(Stored dataset items)

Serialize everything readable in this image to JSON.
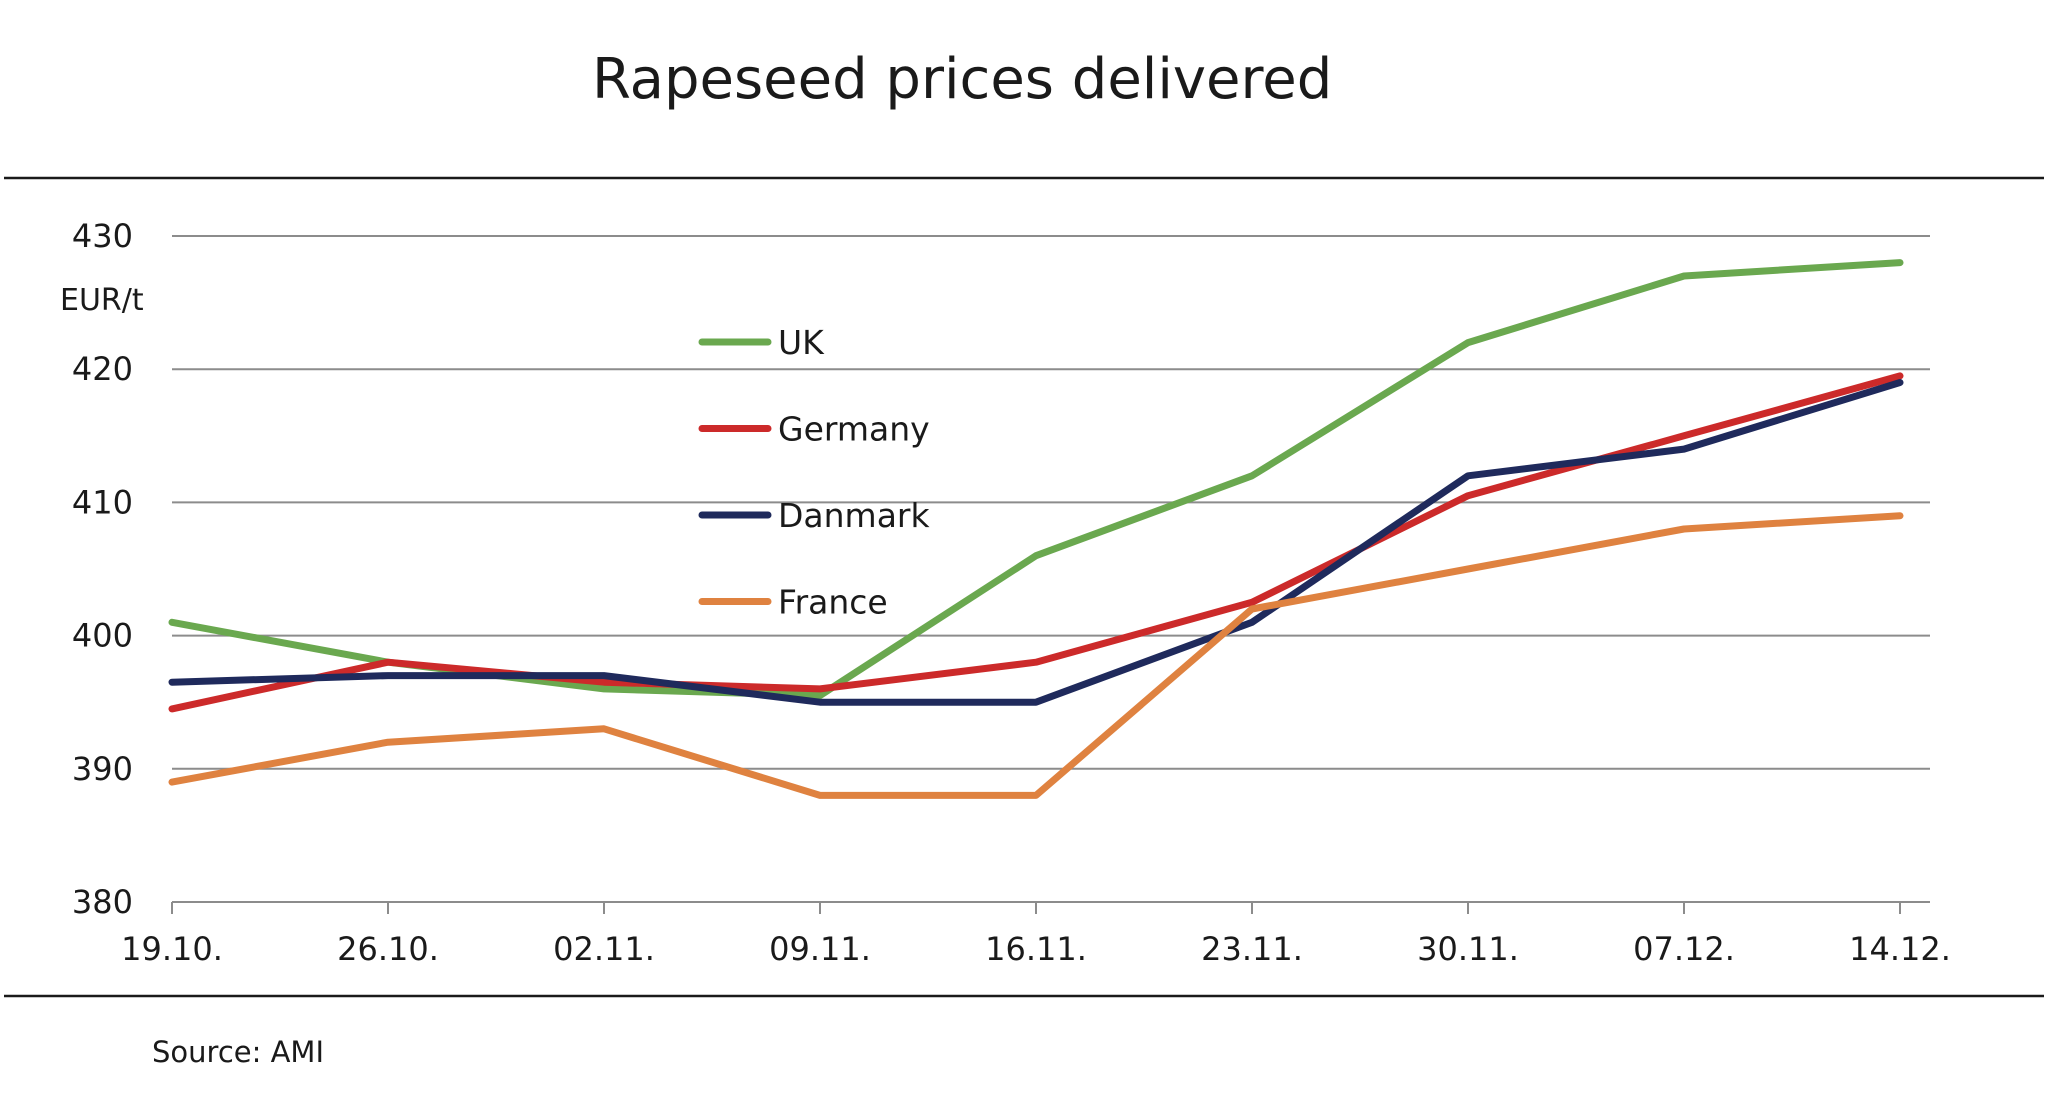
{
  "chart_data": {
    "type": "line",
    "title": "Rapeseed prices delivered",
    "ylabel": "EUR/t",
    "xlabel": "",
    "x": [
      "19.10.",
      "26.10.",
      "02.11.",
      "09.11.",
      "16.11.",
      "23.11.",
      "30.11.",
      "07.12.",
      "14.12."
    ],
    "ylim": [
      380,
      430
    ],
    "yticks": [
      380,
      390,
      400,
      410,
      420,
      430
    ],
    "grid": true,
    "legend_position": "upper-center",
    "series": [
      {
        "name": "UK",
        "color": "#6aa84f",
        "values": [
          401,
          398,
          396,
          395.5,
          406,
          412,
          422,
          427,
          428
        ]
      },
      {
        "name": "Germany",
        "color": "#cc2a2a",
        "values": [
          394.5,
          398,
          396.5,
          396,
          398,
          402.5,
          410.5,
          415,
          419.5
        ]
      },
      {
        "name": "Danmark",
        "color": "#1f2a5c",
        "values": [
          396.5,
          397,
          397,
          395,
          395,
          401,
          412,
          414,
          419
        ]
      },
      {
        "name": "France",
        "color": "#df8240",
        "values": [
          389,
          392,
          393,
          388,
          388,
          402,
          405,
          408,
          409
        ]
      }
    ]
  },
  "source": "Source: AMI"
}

• Aim of the exercise
Leave the pictures out and output the rest of the listing exactly.

• Answer to this task
Serialize everything readable in this image to JSON.
{
  "chart_data": {
    "type": "line",
    "title": "Rapeseed prices delivered",
    "ylabel": "EUR/t",
    "xlabel": "",
    "x": [
      "19.10.",
      "26.10.",
      "02.11.",
      "09.11.",
      "16.11.",
      "23.11.",
      "30.11.",
      "07.12.",
      "14.12."
    ],
    "ylim": [
      380,
      430
    ],
    "yticks": [
      380,
      390,
      400,
      410,
      420,
      430
    ],
    "grid": true,
    "legend_position": "upper-center",
    "series": [
      {
        "name": "UK",
        "color": "#6aa84f",
        "values": [
          401,
          398,
          396,
          395.5,
          406,
          412,
          422,
          427,
          428
        ]
      },
      {
        "name": "Germany",
        "color": "#cc2a2a",
        "values": [
          394.5,
          398,
          396.5,
          396,
          398,
          402.5,
          410.5,
          415,
          419.5
        ]
      },
      {
        "name": "Danmark",
        "color": "#1f2a5c",
        "values": [
          396.5,
          397,
          397,
          395,
          395,
          401,
          412,
          414,
          419
        ]
      },
      {
        "name": "France",
        "color": "#df8240",
        "values": [
          389,
          392,
          393,
          388,
          388,
          402,
          405,
          408,
          409
        ]
      }
    ]
  },
  "source": "Source: AMI"
}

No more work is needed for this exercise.